# WHAT TO PRODUCE:
Gather up the lines that contain "name".

# STORED RECORDS:
- - - - -
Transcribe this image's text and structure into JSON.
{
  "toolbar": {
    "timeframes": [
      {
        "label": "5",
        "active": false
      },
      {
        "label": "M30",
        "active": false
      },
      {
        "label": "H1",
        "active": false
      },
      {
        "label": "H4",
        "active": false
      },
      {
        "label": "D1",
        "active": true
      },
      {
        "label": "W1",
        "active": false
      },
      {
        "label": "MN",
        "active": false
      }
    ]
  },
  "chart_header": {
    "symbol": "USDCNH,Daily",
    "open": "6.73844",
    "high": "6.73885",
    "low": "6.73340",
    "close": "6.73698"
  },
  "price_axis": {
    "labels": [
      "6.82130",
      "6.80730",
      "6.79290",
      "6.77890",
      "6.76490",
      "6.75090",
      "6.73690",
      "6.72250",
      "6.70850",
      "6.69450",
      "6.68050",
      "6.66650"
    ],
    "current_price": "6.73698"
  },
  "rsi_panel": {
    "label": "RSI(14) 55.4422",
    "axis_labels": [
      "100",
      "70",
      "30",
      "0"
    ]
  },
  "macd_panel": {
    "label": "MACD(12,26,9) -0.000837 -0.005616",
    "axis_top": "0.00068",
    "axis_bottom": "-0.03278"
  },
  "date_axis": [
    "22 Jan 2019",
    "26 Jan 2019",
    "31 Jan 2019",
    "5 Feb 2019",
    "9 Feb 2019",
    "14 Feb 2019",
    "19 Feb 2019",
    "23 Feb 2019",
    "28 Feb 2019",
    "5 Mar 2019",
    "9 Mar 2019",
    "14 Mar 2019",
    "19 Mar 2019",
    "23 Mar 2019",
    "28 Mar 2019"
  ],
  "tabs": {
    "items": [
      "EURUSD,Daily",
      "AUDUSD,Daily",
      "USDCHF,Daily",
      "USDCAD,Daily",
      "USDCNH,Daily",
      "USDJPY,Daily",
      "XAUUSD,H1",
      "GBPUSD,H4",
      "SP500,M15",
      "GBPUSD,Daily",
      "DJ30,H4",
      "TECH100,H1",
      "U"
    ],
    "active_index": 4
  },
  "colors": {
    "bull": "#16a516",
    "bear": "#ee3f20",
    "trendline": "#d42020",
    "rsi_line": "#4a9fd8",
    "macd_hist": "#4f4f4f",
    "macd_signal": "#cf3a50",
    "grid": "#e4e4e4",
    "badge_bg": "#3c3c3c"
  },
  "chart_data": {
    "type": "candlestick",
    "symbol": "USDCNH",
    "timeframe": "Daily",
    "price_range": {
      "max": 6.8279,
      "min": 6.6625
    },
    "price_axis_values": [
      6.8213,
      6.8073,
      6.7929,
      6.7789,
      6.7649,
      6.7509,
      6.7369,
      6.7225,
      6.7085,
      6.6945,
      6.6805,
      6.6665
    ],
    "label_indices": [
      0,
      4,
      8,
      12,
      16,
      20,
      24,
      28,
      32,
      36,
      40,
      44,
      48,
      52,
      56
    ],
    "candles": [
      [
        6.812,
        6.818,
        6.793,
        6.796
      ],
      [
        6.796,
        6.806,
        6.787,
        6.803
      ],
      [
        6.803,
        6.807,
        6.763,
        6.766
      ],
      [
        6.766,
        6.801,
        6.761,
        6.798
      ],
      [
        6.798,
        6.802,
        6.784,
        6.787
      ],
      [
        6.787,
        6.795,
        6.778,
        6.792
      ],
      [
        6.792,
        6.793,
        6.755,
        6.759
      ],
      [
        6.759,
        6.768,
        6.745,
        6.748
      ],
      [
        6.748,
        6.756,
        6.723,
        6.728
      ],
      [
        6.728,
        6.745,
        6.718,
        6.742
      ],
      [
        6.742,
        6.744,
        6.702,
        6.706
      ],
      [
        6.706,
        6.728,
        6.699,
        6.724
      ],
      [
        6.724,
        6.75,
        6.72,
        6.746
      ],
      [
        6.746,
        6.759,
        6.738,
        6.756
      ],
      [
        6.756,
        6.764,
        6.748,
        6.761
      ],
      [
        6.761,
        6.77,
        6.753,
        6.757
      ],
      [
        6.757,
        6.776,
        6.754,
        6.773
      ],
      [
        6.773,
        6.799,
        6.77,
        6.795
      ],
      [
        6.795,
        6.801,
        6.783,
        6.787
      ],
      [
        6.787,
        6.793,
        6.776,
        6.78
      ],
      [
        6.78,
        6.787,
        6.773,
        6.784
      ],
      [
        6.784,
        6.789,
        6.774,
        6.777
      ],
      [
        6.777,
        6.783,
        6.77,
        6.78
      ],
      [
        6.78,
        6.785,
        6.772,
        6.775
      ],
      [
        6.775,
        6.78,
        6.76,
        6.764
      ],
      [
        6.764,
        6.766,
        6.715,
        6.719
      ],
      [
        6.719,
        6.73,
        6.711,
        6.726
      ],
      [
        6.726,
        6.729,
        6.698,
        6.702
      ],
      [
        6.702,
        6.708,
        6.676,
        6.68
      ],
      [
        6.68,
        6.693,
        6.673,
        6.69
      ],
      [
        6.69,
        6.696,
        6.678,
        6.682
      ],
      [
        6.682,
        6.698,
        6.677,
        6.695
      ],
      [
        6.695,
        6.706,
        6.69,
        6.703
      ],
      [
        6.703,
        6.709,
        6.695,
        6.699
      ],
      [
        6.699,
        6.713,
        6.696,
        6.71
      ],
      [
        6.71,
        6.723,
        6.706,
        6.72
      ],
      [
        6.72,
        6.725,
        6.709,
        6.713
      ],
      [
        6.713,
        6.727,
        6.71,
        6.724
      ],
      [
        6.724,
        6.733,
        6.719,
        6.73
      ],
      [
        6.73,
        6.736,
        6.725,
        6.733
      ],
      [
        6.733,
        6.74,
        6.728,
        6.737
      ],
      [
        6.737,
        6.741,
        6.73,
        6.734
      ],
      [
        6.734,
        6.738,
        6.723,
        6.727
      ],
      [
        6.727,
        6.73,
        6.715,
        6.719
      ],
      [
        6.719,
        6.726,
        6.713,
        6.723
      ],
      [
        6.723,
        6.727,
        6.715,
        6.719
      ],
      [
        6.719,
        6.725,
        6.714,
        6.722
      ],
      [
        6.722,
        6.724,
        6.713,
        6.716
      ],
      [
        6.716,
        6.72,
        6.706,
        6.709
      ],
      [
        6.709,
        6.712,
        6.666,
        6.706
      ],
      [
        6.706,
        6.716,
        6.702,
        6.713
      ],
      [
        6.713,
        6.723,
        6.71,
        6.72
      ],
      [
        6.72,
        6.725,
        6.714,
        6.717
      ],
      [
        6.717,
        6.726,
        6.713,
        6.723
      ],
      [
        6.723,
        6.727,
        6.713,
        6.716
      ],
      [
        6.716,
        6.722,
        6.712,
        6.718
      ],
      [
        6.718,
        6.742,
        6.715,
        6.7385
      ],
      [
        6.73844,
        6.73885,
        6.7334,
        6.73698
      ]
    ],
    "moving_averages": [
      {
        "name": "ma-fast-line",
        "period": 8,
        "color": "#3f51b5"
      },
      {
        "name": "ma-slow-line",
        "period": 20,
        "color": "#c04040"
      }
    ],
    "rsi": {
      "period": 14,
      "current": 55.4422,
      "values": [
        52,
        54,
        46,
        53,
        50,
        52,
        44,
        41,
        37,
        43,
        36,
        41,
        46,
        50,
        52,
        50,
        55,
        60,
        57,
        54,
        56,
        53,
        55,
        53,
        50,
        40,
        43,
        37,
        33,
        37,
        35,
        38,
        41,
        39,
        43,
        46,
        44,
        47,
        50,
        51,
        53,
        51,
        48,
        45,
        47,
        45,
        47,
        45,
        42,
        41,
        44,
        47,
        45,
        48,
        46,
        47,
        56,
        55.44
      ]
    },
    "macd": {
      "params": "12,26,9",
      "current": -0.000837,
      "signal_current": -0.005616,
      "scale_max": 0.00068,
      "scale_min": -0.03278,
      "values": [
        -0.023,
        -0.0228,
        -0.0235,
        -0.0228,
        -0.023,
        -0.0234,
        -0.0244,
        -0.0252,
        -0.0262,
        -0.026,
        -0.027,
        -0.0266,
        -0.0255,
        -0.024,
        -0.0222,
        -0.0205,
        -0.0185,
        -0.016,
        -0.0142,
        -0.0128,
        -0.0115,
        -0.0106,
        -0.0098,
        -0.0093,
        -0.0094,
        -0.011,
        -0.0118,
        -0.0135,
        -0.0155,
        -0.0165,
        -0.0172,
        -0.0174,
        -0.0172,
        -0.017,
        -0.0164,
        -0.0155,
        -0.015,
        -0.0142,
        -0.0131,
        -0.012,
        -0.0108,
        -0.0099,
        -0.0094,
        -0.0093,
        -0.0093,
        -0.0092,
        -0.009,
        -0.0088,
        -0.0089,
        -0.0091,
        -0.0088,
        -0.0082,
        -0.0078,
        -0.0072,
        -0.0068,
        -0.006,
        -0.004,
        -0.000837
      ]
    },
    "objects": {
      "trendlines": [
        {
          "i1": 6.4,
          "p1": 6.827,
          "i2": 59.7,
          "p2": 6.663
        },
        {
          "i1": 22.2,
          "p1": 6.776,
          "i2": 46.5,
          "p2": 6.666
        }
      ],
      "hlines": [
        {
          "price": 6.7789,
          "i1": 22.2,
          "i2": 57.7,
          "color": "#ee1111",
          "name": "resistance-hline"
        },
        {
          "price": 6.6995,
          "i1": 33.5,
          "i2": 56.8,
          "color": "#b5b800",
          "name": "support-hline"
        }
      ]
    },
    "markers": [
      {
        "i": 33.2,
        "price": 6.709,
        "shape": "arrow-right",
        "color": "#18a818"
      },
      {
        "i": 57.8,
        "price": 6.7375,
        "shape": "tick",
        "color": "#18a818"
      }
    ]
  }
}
- - - - -
# CORRECT ANSWER:
        "name": "ma-fast-line",
        "name": "ma-slow-line",
          "name": "resistance-hline"
          "name": "support-hline"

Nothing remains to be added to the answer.